State how many lines of the entries hold the string "JSON", and output nothing but that count.

Data supplied:
_____
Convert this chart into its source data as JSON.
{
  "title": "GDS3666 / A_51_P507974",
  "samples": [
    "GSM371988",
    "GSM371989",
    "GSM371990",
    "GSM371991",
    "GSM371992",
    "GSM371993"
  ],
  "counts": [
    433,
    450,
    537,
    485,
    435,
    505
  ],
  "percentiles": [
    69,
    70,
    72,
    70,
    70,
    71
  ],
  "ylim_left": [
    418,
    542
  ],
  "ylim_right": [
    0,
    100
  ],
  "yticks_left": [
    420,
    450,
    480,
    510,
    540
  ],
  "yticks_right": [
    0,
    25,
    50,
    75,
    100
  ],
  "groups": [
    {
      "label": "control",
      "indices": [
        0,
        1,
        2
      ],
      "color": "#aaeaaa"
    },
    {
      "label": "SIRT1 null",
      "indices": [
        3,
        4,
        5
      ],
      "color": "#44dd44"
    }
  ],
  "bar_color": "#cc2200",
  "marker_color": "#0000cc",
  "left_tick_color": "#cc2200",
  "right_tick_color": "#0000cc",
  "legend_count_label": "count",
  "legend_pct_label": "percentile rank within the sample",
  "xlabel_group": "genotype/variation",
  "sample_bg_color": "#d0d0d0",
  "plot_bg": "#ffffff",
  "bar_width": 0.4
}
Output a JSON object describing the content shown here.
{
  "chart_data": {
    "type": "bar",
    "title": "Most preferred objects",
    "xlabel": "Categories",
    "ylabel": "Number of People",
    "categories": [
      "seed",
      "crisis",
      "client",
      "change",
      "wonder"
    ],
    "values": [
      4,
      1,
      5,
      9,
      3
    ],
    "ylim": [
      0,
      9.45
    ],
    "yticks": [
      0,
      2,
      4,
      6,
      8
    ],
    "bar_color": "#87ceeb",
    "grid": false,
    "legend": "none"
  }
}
_____
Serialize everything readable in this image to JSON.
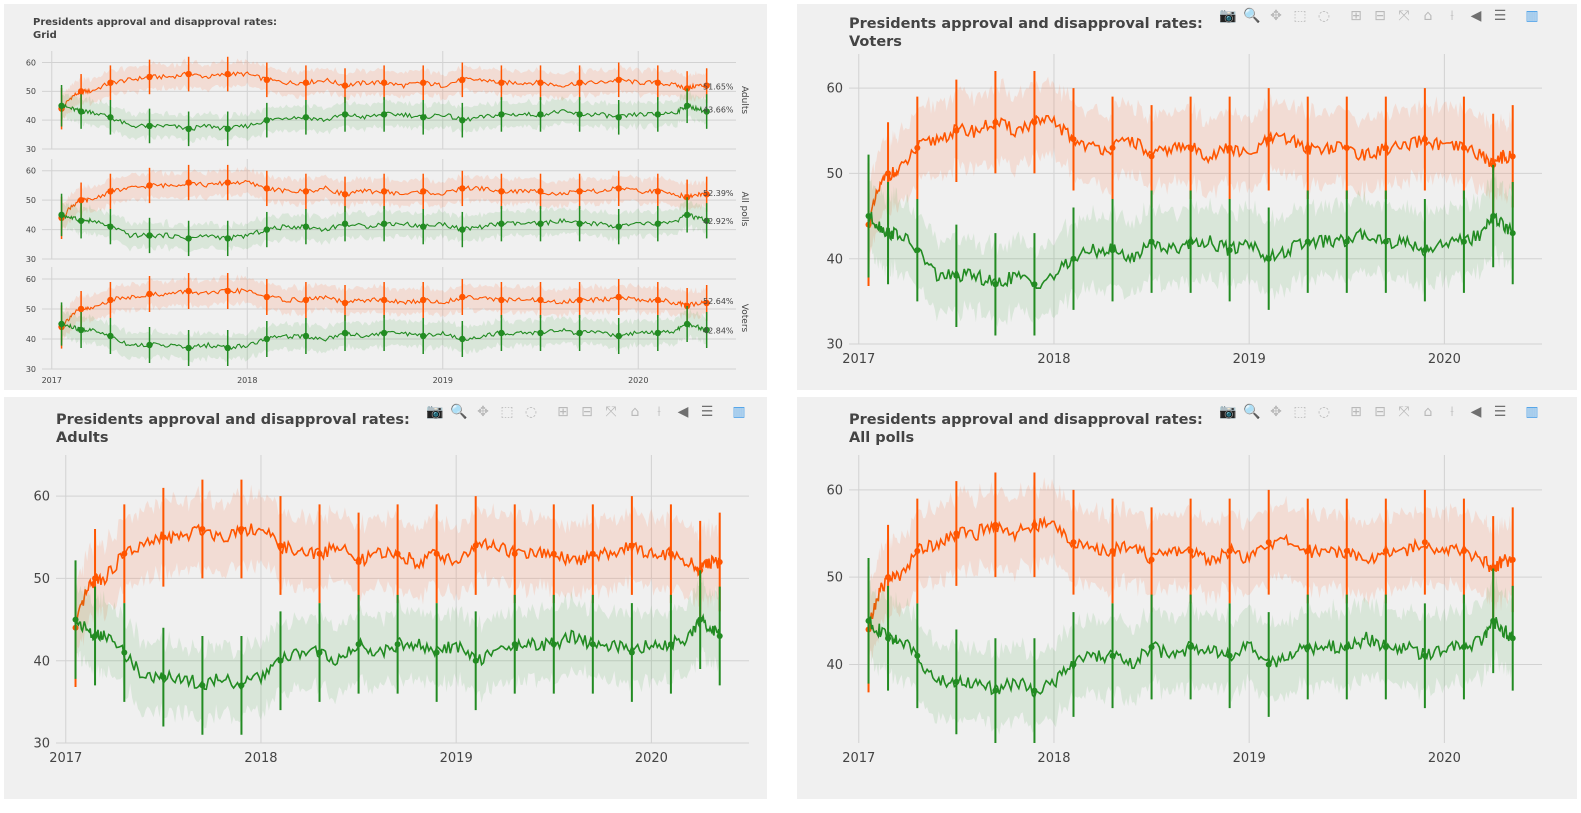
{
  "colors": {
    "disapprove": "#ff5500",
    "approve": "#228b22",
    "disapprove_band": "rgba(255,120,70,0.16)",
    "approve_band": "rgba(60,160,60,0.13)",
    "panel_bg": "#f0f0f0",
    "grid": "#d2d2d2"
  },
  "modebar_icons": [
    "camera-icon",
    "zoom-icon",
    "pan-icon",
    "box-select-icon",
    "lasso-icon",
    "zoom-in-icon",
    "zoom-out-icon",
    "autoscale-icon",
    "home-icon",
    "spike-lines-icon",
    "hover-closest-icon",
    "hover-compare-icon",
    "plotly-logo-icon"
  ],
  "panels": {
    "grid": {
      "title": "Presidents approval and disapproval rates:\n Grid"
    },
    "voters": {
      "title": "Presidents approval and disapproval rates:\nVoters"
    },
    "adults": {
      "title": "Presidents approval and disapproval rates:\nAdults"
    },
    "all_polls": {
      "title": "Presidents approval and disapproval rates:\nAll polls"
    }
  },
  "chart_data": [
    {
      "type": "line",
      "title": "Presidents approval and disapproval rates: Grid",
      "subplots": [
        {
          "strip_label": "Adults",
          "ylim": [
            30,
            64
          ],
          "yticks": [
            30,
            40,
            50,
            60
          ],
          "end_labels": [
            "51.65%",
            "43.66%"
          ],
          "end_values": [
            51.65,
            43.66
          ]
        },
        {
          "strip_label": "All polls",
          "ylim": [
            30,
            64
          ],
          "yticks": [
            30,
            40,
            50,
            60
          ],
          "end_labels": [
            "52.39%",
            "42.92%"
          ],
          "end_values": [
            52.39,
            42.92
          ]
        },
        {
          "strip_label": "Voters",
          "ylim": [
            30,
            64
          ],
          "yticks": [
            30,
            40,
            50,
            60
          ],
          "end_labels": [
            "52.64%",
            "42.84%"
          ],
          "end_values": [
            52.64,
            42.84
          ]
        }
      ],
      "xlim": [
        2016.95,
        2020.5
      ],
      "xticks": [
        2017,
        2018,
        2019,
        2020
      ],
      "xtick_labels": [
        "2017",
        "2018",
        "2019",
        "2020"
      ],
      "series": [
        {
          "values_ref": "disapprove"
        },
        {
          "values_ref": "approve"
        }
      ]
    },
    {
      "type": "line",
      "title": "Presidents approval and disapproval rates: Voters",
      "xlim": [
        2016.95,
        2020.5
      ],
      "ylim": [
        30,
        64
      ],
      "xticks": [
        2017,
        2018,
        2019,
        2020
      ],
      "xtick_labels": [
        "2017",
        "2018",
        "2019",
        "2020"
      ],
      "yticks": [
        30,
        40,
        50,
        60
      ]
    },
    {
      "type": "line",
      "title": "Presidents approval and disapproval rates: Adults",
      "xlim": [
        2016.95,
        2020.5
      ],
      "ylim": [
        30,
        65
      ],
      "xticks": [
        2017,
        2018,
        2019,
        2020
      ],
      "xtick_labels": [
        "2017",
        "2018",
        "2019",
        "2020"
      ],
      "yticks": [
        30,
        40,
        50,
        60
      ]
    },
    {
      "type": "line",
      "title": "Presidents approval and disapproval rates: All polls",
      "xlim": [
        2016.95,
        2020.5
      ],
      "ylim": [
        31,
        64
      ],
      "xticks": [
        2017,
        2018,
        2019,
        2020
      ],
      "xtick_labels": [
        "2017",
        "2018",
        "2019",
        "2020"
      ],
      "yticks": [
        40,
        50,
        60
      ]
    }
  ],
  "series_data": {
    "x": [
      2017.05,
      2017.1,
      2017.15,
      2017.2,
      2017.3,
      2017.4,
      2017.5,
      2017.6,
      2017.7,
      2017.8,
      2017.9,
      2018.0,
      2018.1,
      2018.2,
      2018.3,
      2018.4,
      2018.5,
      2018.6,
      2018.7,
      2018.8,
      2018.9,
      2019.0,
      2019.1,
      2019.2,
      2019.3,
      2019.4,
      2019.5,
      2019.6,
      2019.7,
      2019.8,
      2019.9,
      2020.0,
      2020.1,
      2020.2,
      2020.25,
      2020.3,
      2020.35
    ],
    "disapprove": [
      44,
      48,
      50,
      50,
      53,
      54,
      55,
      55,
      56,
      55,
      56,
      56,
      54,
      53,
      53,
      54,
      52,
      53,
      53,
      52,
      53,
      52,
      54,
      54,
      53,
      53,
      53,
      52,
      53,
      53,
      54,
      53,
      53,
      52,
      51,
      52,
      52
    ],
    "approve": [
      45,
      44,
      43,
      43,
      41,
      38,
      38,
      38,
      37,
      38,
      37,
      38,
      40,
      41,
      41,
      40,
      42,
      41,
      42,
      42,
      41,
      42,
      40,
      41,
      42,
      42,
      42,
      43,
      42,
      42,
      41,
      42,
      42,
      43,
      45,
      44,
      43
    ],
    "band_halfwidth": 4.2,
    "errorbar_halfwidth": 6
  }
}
_____
Written response: 3